(TEXT PROVIDED)
Start of Block

Waking up early may have been a bit ambitious…we didn’t end up leaving the hotel until around 10:00am so we didn’t get to Badger Pass until around 11:30am. It took us a little longer because we had to stop at some incredible viewpoints.


“As long as I live, I’ll hear waterfalls and birds and winds sing. I’ll interpret the rocks, learn the languages of the flood, storm, and the avalanche. I’ll acquaint myself with the glaciers and wild gardens, and get as near the heart of the world as I can.” – John Muir

The Hike (Snowshoe)

Once we arrived at Badger Pass, we made our way to the little trailer unit that handled snowshoe rentals and got our gear. It was pretty expensive, $24 for the day, so if you can manage it and know you’ll be hiking more than 1 day, I would recommend renting your gear beforehand. Check out SportsBasement, Mel’s Sporting Goods, or REI.

It definitely took us a few minutes to get used to walking in snowshoes. It wasn’t hard, it just requires a slightly wider stance than normal.


A few notes about snowshoeing for newbies:

  1. It should be noted that snowshoers are required to share the trail with cross country skiers and it is important to follow trail etiquette by being careful not to walk on their tracks and moving aside to let them pass. Read more here.
  2. Wear long snow pants with a wide leg that will cover your ankles and shoe openings. I was super dumb and wore leggings since it was warm outside. Big. Mistake. Every time I took a step, I kicked up snow that would fall into the opening of my shoes around my ankles and melt, soaking my socks. This was really irritating because my shoes are waterproof and I was so stoked to wear something that would keep my feet dry. I guess that was a lesson learned!
Old Glacier Point Road

This was both of our first times walking in snowshoes and we had a ton of fun stepping in  the fresh powder and marveling at how we didn’t sink! There were plenty of foot-holes from people that tried to brave the trail in regular shoes (which honestly was probably pretty doable for a lot of the hike).

End of Block

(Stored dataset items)
Start of Block

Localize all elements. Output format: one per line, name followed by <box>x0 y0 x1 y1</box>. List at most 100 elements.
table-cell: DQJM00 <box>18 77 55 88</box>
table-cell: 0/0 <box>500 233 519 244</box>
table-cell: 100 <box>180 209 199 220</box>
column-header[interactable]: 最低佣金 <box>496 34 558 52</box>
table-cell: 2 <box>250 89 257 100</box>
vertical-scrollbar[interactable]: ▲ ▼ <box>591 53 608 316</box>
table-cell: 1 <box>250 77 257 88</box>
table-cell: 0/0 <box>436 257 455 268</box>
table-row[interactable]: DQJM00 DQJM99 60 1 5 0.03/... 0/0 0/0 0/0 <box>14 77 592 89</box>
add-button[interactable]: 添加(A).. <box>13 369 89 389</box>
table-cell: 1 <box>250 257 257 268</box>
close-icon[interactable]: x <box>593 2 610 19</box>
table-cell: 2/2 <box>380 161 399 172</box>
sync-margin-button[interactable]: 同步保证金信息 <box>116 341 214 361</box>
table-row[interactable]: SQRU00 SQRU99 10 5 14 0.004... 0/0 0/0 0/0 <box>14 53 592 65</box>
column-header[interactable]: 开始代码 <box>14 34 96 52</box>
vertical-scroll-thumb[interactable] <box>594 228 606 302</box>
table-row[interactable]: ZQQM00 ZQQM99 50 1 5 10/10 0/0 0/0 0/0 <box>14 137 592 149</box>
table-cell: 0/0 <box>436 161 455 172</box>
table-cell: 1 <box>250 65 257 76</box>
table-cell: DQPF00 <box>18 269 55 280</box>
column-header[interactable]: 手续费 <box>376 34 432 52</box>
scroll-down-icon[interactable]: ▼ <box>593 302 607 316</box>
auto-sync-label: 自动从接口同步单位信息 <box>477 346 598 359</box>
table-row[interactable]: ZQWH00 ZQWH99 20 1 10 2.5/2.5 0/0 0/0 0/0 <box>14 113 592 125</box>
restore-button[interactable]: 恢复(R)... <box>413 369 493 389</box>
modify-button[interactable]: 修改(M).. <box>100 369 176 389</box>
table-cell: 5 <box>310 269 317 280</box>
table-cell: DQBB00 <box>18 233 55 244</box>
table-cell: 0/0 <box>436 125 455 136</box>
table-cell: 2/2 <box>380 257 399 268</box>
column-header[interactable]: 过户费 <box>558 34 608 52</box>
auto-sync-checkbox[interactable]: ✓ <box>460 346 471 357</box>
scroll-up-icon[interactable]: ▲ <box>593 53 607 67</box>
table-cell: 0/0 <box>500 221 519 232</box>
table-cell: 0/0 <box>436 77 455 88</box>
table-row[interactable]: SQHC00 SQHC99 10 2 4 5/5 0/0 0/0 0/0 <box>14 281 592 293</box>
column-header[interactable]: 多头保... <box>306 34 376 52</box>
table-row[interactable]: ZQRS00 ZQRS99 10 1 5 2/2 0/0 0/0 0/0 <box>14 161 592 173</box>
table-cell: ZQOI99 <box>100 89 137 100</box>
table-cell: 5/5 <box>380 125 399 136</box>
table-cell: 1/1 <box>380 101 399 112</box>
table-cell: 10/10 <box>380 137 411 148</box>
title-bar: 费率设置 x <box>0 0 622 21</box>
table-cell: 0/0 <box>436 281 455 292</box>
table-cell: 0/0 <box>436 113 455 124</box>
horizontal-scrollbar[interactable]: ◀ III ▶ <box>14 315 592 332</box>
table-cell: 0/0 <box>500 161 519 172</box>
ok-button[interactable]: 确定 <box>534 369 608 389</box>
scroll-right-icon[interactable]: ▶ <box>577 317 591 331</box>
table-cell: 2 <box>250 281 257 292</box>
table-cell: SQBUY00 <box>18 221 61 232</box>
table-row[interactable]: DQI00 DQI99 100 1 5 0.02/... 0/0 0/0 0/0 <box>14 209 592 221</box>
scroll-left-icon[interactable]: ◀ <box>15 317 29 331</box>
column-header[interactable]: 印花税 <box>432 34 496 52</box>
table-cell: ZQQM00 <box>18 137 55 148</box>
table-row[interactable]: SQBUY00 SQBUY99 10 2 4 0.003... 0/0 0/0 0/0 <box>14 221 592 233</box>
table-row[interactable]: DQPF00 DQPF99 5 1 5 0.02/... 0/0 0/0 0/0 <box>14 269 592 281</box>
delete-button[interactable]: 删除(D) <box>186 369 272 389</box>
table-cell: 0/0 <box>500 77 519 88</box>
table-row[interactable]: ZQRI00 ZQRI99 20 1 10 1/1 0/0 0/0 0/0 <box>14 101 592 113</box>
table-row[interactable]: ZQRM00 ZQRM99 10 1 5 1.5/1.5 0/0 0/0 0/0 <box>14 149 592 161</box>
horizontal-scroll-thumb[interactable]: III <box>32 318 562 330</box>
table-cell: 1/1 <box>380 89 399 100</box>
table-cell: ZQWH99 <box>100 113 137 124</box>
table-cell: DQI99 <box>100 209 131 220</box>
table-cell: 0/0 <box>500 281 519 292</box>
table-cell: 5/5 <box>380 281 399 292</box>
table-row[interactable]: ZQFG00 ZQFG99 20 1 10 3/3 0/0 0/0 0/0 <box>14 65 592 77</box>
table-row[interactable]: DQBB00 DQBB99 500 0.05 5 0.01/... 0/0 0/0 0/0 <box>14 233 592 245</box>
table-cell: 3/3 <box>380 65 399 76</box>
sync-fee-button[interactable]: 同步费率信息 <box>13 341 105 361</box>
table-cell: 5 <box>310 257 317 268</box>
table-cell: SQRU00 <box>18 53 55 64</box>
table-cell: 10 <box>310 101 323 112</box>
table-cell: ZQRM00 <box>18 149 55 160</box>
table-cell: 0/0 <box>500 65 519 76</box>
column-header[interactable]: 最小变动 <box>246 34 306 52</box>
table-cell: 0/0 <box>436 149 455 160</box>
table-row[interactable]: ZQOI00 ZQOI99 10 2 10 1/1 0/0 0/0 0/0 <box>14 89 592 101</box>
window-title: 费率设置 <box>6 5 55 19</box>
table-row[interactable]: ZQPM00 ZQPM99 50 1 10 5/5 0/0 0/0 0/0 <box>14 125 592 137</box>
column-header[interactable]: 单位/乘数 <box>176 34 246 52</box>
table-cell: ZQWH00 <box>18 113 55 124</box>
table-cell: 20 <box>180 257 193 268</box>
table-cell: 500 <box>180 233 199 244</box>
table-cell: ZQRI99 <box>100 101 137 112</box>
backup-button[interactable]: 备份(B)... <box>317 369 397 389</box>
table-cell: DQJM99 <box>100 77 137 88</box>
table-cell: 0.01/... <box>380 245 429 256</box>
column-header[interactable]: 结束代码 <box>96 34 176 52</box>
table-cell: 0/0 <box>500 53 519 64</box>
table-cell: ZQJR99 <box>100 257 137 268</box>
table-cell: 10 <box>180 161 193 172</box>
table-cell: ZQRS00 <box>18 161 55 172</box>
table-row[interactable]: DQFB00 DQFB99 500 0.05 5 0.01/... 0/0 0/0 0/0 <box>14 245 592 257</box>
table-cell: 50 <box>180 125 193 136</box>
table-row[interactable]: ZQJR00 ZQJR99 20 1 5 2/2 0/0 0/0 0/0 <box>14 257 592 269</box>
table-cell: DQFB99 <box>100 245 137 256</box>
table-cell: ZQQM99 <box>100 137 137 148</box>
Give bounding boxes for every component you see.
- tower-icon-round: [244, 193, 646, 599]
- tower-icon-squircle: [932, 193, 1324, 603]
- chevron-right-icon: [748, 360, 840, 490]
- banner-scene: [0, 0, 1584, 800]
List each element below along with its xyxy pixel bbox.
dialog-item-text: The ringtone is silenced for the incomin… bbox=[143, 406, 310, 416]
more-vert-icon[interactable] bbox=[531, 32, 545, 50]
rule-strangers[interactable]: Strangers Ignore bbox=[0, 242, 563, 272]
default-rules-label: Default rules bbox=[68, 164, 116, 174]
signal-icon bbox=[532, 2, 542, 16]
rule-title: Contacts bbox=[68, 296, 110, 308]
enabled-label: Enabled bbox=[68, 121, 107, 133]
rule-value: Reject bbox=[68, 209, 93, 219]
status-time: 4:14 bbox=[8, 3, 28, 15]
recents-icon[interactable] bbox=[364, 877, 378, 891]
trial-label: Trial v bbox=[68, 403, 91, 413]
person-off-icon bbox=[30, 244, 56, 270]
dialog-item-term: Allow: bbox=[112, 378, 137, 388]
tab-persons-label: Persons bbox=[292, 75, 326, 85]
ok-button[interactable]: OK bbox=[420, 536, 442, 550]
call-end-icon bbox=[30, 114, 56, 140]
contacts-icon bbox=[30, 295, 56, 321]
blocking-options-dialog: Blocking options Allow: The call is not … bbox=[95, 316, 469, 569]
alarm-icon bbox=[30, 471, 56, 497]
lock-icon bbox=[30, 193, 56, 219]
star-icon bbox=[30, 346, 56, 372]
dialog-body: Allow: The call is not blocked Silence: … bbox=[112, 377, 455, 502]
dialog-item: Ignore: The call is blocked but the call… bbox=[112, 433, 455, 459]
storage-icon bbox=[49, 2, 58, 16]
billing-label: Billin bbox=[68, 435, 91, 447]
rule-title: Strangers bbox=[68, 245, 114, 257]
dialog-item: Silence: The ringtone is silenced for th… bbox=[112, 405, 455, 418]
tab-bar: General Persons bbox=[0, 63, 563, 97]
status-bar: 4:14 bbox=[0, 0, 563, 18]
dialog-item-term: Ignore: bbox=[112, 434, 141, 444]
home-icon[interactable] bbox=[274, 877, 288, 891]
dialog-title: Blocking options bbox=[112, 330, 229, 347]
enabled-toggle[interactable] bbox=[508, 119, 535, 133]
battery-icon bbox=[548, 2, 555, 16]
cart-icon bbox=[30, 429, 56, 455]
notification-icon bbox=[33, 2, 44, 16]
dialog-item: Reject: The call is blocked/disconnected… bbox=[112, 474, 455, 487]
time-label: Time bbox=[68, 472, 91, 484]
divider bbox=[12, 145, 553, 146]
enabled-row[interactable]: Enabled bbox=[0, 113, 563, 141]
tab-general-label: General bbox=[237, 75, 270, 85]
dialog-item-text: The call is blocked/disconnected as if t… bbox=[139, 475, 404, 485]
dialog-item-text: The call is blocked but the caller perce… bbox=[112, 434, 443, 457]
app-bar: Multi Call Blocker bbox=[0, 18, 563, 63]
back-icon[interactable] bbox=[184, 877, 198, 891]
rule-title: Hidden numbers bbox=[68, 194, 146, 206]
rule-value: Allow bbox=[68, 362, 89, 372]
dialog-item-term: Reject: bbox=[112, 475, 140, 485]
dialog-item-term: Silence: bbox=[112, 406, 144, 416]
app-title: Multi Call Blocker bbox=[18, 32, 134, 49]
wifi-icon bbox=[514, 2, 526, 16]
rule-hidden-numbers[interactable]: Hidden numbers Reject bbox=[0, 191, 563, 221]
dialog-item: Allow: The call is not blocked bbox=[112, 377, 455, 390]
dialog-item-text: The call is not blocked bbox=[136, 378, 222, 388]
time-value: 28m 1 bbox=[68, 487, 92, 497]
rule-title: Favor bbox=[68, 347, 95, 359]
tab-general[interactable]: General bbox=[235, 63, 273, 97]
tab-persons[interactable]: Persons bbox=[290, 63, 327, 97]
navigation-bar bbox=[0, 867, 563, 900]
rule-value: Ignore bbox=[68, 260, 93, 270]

End of Block

(ASSIGNED TASK A) Output the part of the Badger Pass snowshoe text that opens with the words containing "Waking up early" and closes with "The Hike (Snowshoe)", word for word.
(ASSIGNED TASK B) List every store that the Badger Pass snowshoe text recommends for renting gear beforehand.
Work only from the Badger Pass snowshoe text and set the listing aside.

(YOUR SOLUTION A)
Waking up early may have been a bit ambitious…we didn’t end up leaving the hotel until around 10:00am so we didn’t get to Badger Pass until around 11:30am. It took us a little longer because we had to stop at some incredible viewpoints.


“As long as I live, I’ll hear waterfalls and birds and winds sing. I’ll interpret the rocks, learn the languages of the flood, storm, and the avalanche. I’ll acquaint myself with the glaciers and wild gardens, and get as near the heart of the world as I can.” – John Muir

The Hike (Snowshoe)

(YOUR SOLUTION B)
SportsBasement
Mel's Sporting Goods
REI